-- START --

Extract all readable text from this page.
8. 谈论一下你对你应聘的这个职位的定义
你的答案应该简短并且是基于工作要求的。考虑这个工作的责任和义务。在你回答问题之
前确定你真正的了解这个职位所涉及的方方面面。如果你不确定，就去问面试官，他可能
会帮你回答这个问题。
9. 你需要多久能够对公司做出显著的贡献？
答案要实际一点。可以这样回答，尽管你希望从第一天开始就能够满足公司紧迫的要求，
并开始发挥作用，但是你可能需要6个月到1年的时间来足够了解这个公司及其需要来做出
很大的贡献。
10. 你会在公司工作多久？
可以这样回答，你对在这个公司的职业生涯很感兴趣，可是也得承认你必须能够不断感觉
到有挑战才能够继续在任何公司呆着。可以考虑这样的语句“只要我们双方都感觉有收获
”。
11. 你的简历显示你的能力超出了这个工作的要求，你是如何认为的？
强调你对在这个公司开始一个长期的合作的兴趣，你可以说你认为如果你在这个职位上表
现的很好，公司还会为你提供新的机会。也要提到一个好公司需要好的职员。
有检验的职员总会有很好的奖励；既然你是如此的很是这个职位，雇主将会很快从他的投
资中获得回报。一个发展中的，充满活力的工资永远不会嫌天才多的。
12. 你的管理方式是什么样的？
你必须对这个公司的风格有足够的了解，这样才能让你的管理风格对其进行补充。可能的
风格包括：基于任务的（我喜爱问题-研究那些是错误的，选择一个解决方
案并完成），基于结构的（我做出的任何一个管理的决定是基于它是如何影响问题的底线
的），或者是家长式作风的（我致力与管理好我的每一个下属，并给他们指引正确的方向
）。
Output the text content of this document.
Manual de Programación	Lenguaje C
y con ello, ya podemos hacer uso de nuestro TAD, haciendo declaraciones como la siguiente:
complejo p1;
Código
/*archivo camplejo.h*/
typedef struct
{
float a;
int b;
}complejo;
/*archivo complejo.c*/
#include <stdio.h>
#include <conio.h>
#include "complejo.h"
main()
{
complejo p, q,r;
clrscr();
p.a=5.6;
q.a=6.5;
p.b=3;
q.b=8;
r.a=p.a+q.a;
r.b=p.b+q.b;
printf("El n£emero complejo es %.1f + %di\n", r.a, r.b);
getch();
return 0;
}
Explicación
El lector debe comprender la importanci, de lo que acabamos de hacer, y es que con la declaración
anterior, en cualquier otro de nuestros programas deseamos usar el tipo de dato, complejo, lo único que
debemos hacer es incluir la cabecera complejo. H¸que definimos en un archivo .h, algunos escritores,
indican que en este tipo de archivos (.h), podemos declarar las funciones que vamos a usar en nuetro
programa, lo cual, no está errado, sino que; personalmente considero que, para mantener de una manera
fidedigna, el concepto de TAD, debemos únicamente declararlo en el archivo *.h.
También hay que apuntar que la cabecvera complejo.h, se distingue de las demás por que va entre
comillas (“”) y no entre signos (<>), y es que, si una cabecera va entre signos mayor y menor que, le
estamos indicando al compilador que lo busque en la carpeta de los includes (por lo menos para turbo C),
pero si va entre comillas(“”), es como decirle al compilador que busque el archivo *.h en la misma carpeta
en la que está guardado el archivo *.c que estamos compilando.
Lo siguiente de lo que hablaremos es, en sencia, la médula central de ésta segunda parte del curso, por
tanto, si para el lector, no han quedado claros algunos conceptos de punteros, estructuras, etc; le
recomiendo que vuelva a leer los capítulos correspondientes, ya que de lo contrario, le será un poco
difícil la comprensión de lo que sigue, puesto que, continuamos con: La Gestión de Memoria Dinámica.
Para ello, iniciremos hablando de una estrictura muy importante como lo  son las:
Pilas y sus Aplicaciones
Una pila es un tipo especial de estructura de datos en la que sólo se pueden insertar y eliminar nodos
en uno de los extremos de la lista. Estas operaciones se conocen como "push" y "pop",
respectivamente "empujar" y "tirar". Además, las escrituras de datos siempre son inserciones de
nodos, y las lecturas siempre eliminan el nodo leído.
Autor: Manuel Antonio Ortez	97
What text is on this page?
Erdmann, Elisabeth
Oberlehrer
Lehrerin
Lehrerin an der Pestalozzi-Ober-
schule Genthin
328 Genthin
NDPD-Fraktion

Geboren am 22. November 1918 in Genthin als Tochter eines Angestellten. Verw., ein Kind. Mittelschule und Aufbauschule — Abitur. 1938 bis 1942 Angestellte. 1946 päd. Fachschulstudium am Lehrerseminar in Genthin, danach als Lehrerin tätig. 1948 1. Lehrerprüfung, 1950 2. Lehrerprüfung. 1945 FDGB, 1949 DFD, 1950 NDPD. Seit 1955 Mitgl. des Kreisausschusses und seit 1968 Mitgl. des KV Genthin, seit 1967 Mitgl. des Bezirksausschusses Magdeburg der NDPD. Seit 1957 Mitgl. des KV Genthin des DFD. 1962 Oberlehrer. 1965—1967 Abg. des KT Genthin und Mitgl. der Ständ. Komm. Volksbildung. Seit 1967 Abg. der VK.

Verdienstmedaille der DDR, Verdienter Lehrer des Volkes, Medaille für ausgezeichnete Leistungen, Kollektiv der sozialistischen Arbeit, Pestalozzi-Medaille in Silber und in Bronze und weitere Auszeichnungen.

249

-- END --

Copy all of the data exactly.

Extract all readable text from this page.
8. 谈论一下你对你应聘的这个职位的定义
你的答案应该简短并且是基于工作要求的。考虑这个工作的责任和义务。在你回答问题之
前确定你真正的了解这个职位所涉及的方方面面。如果你不确定，就去问面试官，他可能
会帮你回答这个问题。
9. 你需要多久能够对公司做出显著的贡献？
答案要实际一点。可以这样回答，尽管你希望从第一天开始就能够满足公司紧迫的要求，
并开始发挥作用，但是你可能需要6个月到1年的时间来足够了解这个公司及其需要来做出
很大的贡献。
10. 你会在公司工作多久？
可以这样回答，你对在这个公司的职业生涯很感兴趣，可是也得承认你必须能够不断感觉
到有挑战才能够继续在任何公司呆着。可以考虑这样的语句“只要我们双方都感觉有收获
”。
11. 你的简历显示你的能力超出了这个工作的要求，你是如何认为的？
强调你对在这个公司开始一个长期的合作的兴趣，你可以说你认为如果你在这个职位上表
现的很好，公司还会为你提供新的机会。也要提到一个好公司需要好的职员。
有检验的职员总会有很好的奖励；既然你是如此的很是这个职位，雇主将会很快从他的投
资中获得回报。一个发展中的，充满活力的工资永远不会嫌天才多的。
12. 你的管理方式是什么样的？
你必须对这个公司的风格有足够的了解，这样才能让你的管理风格对其进行补充。可能的
风格包括：基于任务的（我喜爱问题-研究那些是错误的，选择一个解决方
案并完成），基于结构的（我做出的任何一个管理的决定是基于它是如何影响问题的底线
的），或者是家长式作风的（我致力与管理好我的每一个下属，并给他们指引正确的方向
）。
Output the text content of this document.
Manual de Programación	Lenguaje C
y con ello, ya podemos hacer uso de nuestro TAD, haciendo declaraciones como la siguiente:
complejo p1;
Código
/*archivo camplejo.h*/
typedef struct
{
float a;
int b;
}complejo;
/*archivo complejo.c*/
#include <stdio.h>
#include <conio.h>
#include "complejo.h"
main()
{
complejo p, q,r;
clrscr();
p.a=5.6;
q.a=6.5;
p.b=3;
q.b=8;
r.a=p.a+q.a;
r.b=p.b+q.b;
printf("El n£emero complejo es %.1f + %di\n", r.a, r.b);
getch();
return 0;
}
Explicación
El lector debe comprender la importanci, de lo que acabamos de hacer, y es que con la declaración
anterior, en cualquier otro de nuestros programas deseamos usar el tipo de dato, complejo, lo único que
debemos hacer es incluir la cabecera complejo. H¸que definimos en un archivo .h, algunos escritores,
indican que en este tipo de archivos (.h), podemos declarar las funciones que vamos a usar en nuetro
programa, lo cual, no está errado, sino que; personalmente considero que, para mantener de una manera
fidedigna, el concepto de TAD, debemos únicamente declararlo en el archivo *.h.
También hay que apuntar que la cabecvera complejo.h, se distingue de las demás por que va entre
comillas (“”) y no entre signos (<>), y es que, si una cabecera va entre signos mayor y menor que, le
estamos indicando al compilador que lo busque en la carpeta de los includes (por lo menos para turbo C),
pero si va entre comillas(“”), es como decirle al compilador que busque el archivo *.h en la misma carpeta
en la que está guardado el archivo *.c que estamos compilando.
Lo siguiente de lo que hablaremos es, en sencia, la médula central de ésta segunda parte del curso, por
tanto, si para el lector, no han quedado claros algunos conceptos de punteros, estructuras, etc; le
recomiendo que vuelva a leer los capítulos correspondientes, ya que de lo contrario, le será un poco
difícil la comprensión de lo que sigue, puesto que, continuamos con: La Gestión de Memoria Dinámica.
Para ello, iniciremos hablando de una estrictura muy importante como lo  son las:
Pilas y sus Aplicaciones
Una pila es un tipo especial de estructura de datos en la que sólo se pueden insertar y eliminar nodos
en uno de los extremos de la lista. Estas operaciones se conocen como "push" y "pop",
respectivamente "empujar" y "tirar". Además, las escrituras de datos siempre son inserciones de
nodos, y las lecturas siempre eliminan el nodo leído.
Autor: Manuel Antonio Ortez	97
What text is on this page?
Erdmann, Elisabeth
Oberlehrer
Lehrerin
Lehrerin an der Pestalozzi-Ober-
schule Genthin
328 Genthin
NDPD-Fraktion

Geboren am 22. November 1918 in Genthin als Tochter eines Angestellten. Verw., ein Kind. Mittelschule und Aufbauschule — Abitur. 1938 bis 1942 Angestellte. 1946 päd. Fachschulstudium am Lehrerseminar in Genthin, danach als Lehrerin tätig. 1948 1. Lehrerprüfung, 1950 2. Lehrerprüfung. 1945 FDGB, 1949 DFD, 1950 NDPD. Seit 1955 Mitgl. des Kreisausschusses und seit 1968 Mitgl. des KV Genthin, seit 1967 Mitgl. des Bezirksausschusses Magdeburg der NDPD. Seit 1957 Mitgl. des KV Genthin des DFD. 1962 Oberlehrer. 1965—1967 Abg. des KT Genthin und Mitgl. der Ständ. Komm. Volksbildung. Seit 1967 Abg. der VK.

Verdienstmedaille der DDR, Verdienter Lehrer des Volkes, Medaille für ausgezeichnete Leistungen, Kollektiv der sozialistischen Arbeit, Pestalozzi-Medaille in Silber und in Bronze und weitere Auszeichnungen.

249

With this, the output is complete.